AIM:
Please repeat all of the lines that follow, exactly as written.

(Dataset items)

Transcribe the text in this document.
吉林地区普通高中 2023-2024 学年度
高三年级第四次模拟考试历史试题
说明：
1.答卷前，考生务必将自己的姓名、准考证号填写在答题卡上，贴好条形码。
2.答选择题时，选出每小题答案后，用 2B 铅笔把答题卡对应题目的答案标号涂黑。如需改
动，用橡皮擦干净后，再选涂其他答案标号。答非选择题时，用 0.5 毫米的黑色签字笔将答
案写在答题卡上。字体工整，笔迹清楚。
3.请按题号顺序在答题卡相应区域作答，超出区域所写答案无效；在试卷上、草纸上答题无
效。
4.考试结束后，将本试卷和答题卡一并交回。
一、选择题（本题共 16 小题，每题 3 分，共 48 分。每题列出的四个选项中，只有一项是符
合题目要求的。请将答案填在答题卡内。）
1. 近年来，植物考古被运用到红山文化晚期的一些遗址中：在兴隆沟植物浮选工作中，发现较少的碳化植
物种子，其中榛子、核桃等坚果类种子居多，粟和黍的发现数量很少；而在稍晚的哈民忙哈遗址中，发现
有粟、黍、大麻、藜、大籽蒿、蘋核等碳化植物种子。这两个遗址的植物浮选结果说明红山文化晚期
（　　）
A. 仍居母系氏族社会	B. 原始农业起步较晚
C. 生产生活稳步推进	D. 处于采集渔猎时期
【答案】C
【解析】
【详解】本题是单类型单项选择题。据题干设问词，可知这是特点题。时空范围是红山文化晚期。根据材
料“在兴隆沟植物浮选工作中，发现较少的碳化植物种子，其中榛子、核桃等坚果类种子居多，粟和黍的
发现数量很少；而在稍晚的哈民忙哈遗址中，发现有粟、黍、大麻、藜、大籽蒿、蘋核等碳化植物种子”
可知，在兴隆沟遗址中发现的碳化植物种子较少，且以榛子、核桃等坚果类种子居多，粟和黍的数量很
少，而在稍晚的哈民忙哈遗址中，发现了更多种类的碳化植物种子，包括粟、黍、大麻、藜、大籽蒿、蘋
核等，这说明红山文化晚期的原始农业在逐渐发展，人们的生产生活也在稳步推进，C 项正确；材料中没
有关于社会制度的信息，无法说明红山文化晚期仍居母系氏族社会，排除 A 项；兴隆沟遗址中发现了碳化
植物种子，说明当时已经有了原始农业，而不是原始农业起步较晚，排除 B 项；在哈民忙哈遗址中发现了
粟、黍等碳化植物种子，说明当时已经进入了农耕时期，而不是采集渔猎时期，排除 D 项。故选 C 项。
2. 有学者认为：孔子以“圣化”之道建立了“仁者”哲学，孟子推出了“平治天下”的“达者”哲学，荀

SOLUTION TO THIS EXERCISE:
Transcribe the text in this document.
吉林地区普通高中 2023-2024 学年度
高三年级第四次模拟考试历史试题
说明：
1.答卷前，考生务必将自己的姓名、准考证号填写在答题卡上，贴好条形码。
2.答选择题时，选出每小题答案后，用 2B 铅笔把答题卡对应题目的答案标号涂黑。如需改
动，用橡皮擦干净后，再选涂其他答案标号。答非选择题时，用 0.5 毫米的黑色签字笔将答
案写在答题卡上。字体工整，笔迹清楚。
3.请按题号顺序在答题卡相应区域作答，超出区域所写答案无效；在试卷上、草纸上答题无
效。
4.考试结束后，将本试卷和答题卡一并交回。
一、选择题（本题共 16 小题，每题 3 分，共 48 分。每题列出的四个选项中，只有一项是符
合题目要求的。请将答案填在答题卡内。）
1. 近年来，植物考古被运用到红山文化晚期的一些遗址中：在兴隆沟植物浮选工作中，发现较少的碳化植
物种子，其中榛子、核桃等坚果类种子居多，粟和黍的发现数量很少；而在稍晚的哈民忙哈遗址中，发现
有粟、黍、大麻、藜、大籽蒿、蘋核等碳化植物种子。这两个遗址的植物浮选结果说明红山文化晚期
（　　）
A. 仍居母系氏族社会	B. 原始农业起步较晚
C. 生产生活稳步推进	D. 处于采集渔猎时期
【答案】C
【解析】
【详解】本题是单类型单项选择题。据题干设问词，可知这是特点题。时空范围是红山文化晚期。根据材
料“在兴隆沟植物浮选工作中，发现较少的碳化植物种子，其中榛子、核桃等坚果类种子居多，粟和黍的
发现数量很少；而在稍晚的哈民忙哈遗址中，发现有粟、黍、大麻、藜、大籽蒿、蘋核等碳化植物种子”
可知，在兴隆沟遗址中发现的碳化植物种子较少，且以榛子、核桃等坚果类种子居多，粟和黍的数量很
少，而在稍晚的哈民忙哈遗址中，发现了更多种类的碳化植物种子，包括粟、黍、大麻、藜、大籽蒿、蘋
核等，这说明红山文化晚期的原始农业在逐渐发展，人们的生产生活也在稳步推进，C 项正确；材料中没
有关于社会制度的信息，无法说明红山文化晚期仍居母系氏族社会，排除 A 项；兴隆沟遗址中发现了碳化
植物种子，说明当时已经有了原始农业，而不是原始农业起步较晚，排除 B 项；在哈民忙哈遗址中发现了
粟、黍等碳化植物种子，说明当时已经进入了农耕时期，而不是采集渔猎时期，排除 D 项。故选 C 项。
2. 有学者认为：孔子以“圣化”之道建立了“仁者”哲学，孟子推出了“平治天下”的“达者”哲学，荀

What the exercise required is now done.